EXERCISE OBJECTIVE:
Copy out every line in the entries below that includes "Blood".

MATERIAL PROVIDED:
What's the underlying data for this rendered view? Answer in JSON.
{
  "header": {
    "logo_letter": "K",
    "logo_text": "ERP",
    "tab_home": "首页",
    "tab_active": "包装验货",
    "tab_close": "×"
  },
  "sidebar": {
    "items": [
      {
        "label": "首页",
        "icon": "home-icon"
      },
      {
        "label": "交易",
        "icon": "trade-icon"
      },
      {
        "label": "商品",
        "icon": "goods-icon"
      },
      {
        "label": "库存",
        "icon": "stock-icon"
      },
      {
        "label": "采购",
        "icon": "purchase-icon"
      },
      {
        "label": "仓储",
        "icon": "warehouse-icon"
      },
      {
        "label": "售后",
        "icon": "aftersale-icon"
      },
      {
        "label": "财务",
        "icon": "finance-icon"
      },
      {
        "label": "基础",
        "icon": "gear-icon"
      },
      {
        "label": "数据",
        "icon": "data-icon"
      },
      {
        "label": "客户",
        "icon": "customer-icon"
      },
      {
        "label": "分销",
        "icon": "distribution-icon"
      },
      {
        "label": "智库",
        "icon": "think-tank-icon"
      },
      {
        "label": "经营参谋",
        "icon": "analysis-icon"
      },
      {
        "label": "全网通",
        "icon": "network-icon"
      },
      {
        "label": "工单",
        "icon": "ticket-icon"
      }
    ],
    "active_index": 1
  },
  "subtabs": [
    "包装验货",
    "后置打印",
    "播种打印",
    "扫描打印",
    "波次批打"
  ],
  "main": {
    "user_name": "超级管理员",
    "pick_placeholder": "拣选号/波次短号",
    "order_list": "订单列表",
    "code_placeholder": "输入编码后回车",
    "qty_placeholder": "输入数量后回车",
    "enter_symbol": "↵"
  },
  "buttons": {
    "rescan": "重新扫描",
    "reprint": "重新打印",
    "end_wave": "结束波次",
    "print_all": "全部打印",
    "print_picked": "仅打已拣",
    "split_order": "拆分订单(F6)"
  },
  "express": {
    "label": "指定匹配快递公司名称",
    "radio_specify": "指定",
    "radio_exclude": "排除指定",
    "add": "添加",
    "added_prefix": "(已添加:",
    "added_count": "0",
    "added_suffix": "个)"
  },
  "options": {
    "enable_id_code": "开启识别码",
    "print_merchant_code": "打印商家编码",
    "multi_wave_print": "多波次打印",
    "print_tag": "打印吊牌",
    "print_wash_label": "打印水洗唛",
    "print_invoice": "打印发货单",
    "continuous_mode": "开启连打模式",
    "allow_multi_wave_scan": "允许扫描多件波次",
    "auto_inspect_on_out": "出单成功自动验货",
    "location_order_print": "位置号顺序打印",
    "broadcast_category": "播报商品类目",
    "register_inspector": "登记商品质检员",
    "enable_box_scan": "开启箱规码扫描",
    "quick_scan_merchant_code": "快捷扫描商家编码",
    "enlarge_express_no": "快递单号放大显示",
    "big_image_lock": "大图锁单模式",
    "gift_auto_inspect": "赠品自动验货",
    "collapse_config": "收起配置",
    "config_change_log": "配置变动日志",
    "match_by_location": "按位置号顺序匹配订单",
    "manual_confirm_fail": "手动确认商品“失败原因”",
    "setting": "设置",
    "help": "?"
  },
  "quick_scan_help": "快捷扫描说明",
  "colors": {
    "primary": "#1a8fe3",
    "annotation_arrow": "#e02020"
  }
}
--
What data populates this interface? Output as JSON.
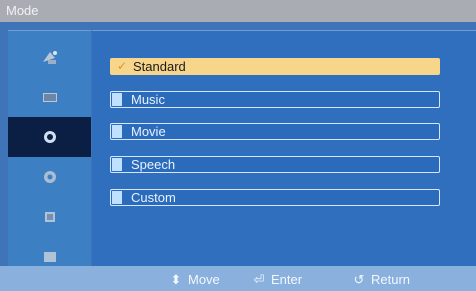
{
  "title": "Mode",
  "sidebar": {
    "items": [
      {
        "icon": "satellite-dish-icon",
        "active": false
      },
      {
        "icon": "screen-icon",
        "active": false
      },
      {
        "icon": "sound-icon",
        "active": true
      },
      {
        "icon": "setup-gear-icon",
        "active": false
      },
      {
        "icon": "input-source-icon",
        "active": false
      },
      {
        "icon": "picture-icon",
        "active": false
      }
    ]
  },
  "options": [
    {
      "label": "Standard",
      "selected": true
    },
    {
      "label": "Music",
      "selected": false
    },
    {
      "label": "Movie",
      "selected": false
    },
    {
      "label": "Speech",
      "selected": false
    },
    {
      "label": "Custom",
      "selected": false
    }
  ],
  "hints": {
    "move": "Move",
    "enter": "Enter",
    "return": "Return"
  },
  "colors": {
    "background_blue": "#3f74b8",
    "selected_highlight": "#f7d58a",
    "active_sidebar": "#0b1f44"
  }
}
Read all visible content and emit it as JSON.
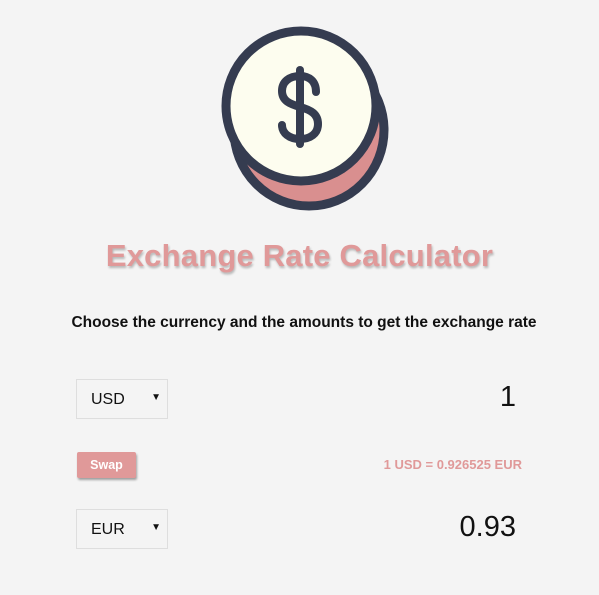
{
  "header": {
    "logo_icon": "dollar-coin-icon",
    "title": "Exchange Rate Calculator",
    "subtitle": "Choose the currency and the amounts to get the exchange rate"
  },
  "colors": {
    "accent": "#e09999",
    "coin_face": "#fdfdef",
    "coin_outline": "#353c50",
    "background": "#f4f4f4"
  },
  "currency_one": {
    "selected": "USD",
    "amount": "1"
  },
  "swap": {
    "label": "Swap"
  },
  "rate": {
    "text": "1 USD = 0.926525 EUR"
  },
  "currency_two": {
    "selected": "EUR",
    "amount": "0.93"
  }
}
--
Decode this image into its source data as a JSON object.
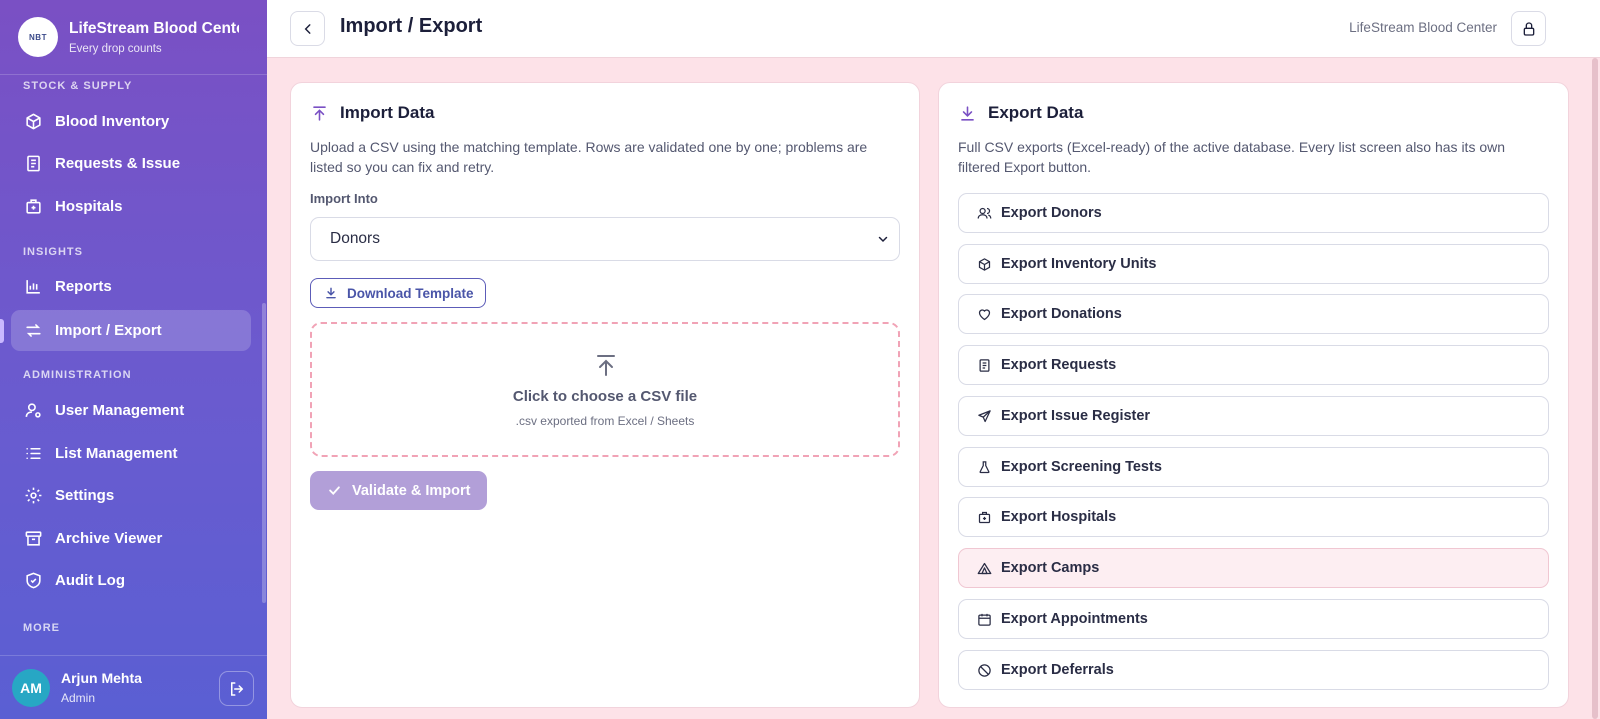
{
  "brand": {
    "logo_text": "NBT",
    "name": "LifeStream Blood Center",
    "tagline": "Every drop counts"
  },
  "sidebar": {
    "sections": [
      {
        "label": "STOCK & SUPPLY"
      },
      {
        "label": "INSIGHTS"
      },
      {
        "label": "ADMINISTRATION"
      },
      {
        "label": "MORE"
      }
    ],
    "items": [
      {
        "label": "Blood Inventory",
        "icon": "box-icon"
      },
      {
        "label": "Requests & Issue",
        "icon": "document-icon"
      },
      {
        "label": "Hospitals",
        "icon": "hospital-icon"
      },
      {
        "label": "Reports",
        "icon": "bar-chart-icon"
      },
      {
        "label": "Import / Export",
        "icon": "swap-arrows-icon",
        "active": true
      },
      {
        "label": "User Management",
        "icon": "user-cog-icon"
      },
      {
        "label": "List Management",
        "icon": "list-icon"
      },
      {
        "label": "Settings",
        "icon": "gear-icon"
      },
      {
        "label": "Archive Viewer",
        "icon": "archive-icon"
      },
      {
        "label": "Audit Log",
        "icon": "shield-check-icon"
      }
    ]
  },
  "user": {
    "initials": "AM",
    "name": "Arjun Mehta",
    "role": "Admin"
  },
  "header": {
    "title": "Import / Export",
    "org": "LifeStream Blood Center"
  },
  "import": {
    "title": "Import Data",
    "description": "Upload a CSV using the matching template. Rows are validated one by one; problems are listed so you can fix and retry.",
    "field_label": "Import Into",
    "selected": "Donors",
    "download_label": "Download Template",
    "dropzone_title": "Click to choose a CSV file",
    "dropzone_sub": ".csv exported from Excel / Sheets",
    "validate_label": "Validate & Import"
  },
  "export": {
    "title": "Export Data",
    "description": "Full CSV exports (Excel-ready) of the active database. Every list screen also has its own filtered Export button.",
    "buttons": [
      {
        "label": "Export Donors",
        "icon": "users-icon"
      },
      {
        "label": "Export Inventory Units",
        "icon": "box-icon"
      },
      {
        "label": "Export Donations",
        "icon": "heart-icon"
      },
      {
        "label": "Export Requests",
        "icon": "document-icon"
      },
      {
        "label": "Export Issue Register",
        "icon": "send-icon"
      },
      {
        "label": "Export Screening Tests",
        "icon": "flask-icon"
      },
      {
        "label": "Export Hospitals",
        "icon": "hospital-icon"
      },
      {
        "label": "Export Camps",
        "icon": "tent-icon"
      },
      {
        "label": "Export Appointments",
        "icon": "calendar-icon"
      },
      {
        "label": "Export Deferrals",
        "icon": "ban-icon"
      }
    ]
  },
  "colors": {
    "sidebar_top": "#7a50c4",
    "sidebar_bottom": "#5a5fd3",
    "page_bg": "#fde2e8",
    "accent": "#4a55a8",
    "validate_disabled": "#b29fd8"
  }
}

OUTPUT BELOW:
    "name": "LifeStream Blood Center",
        "label": "Blood Inventory",
    "org": "LifeStream Blood Center"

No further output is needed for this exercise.